[Figure record extracts]
** Start **

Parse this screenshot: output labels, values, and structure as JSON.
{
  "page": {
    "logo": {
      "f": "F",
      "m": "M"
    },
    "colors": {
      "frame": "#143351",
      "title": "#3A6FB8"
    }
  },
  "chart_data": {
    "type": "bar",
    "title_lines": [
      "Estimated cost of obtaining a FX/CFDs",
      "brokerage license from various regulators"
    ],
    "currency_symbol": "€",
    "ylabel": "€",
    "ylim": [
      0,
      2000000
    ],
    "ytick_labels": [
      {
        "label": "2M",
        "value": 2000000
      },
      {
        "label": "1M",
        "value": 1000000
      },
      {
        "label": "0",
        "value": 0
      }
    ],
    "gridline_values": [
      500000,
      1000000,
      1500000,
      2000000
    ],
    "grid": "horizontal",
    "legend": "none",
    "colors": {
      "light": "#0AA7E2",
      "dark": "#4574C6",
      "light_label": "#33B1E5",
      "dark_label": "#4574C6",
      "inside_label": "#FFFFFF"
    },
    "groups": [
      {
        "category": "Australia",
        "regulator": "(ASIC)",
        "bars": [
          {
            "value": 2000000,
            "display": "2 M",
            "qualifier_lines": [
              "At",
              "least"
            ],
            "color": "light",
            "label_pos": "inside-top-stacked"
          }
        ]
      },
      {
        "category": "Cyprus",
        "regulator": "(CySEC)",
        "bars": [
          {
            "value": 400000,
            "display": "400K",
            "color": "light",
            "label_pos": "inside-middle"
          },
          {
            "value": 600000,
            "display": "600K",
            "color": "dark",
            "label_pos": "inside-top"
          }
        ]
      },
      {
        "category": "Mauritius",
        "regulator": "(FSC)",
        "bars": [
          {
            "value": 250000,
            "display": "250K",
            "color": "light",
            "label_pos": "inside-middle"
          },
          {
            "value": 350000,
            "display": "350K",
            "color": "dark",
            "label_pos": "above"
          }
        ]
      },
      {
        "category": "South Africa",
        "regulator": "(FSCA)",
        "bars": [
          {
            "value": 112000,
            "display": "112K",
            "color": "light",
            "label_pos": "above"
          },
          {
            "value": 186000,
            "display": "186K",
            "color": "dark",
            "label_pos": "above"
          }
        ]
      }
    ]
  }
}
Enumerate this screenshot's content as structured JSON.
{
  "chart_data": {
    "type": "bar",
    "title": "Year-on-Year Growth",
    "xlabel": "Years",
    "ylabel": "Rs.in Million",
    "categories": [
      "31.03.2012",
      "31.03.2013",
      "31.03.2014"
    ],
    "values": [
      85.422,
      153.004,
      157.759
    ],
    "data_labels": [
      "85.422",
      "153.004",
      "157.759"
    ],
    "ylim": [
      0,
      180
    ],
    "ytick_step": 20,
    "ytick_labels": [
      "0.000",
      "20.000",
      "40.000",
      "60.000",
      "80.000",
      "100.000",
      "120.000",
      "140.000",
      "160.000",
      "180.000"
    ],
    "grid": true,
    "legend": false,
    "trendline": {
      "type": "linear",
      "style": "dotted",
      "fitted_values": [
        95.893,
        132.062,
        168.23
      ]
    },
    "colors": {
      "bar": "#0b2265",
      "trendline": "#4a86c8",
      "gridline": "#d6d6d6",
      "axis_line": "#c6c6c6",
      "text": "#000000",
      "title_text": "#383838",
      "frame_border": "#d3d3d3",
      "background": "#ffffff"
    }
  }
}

** End **

OBJECTIVE - Once more, set down the full listing, verbatim.

EXPECTED OUTPUT -
Parse this screenshot: output labels, values, and structure as JSON.
{
  "page": {
    "logo": {
      "f": "F",
      "m": "M"
    },
    "colors": {
      "frame": "#143351",
      "title": "#3A6FB8"
    }
  },
  "chart_data": {
    "type": "bar",
    "title_lines": [
      "Estimated cost of obtaining a FX/CFDs",
      "brokerage license from various regulators"
    ],
    "currency_symbol": "€",
    "ylabel": "€",
    "ylim": [
      0,
      2000000
    ],
    "ytick_labels": [
      {
        "label": "2M",
        "value": 2000000
      },
      {
        "label": "1M",
        "value": 1000000
      },
      {
        "label": "0",
        "value": 0
      }
    ],
    "gridline_values": [
      500000,
      1000000,
      1500000,
      2000000
    ],
    "grid": "horizontal",
    "legend": "none",
    "colors": {
      "light": "#0AA7E2",
      "dark": "#4574C6",
      "light_label": "#33B1E5",
      "dark_label": "#4574C6",
      "inside_label": "#FFFFFF"
    },
    "groups": [
      {
        "category": "Australia",
        "regulator": "(ASIC)",
        "bars": [
          {
            "value": 2000000,
            "display": "2 M",
            "qualifier_lines": [
              "At",
              "least"
            ],
            "color": "light",
            "label_pos": "inside-top-stacked"
          }
        ]
      },
      {
        "category": "Cyprus",
        "regulator": "(CySEC)",
        "bars": [
          {
            "value": 400000,
            "display": "400K",
            "color": "light",
            "label_pos": "inside-middle"
          },
          {
            "value": 600000,
            "display": "600K",
            "color": "dark",
            "label_pos": "inside-top"
          }
        ]
      },
      {
        "category": "Mauritius",
        "regulator": "(FSC)",
        "bars": [
          {
            "value": 250000,
            "display": "250K",
            "color": "light",
            "label_pos": "inside-middle"
          },
          {
            "value": 350000,
            "display": "350K",
            "color": "dark",
            "label_pos": "above"
          }
        ]
      },
      {
        "category": "South Africa",
        "regulator": "(FSCA)",
        "bars": [
          {
            "value": 112000,
            "display": "112K",
            "color": "light",
            "label_pos": "above"
          },
          {
            "value": 186000,
            "display": "186K",
            "color": "dark",
            "label_pos": "above"
          }
        ]
      }
    ]
  }
}
Enumerate this screenshot's content as structured JSON.
{
  "chart_data": {
    "type": "bar",
    "title": "Year-on-Year Growth",
    "xlabel": "Years",
    "ylabel": "Rs.in Million",
    "categories": [
      "31.03.2012",
      "31.03.2013",
      "31.03.2014"
    ],
    "values": [
      85.422,
      153.004,
      157.759
    ],
    "data_labels": [
      "85.422",
      "153.004",
      "157.759"
    ],
    "ylim": [
      0,
      180
    ],
    "ytick_step": 20,
    "ytick_labels": [
      "0.000",
      "20.000",
      "40.000",
      "60.000",
      "80.000",
      "100.000",
      "120.000",
      "140.000",
      "160.000",
      "180.000"
    ],
    "grid": true,
    "legend": false,
    "trendline": {
      "type": "linear",
      "style": "dotted",
      "fitted_values": [
        95.893,
        132.062,
        168.23
      ]
    },
    "colors": {
      "bar": "#0b2265",
      "trendline": "#4a86c8",
      "gridline": "#d6d6d6",
      "axis_line": "#c6c6c6",
      "text": "#000000",
      "title_text": "#383838",
      "frame_border": "#d3d3d3",
      "background": "#ffffff"
    }
  }
}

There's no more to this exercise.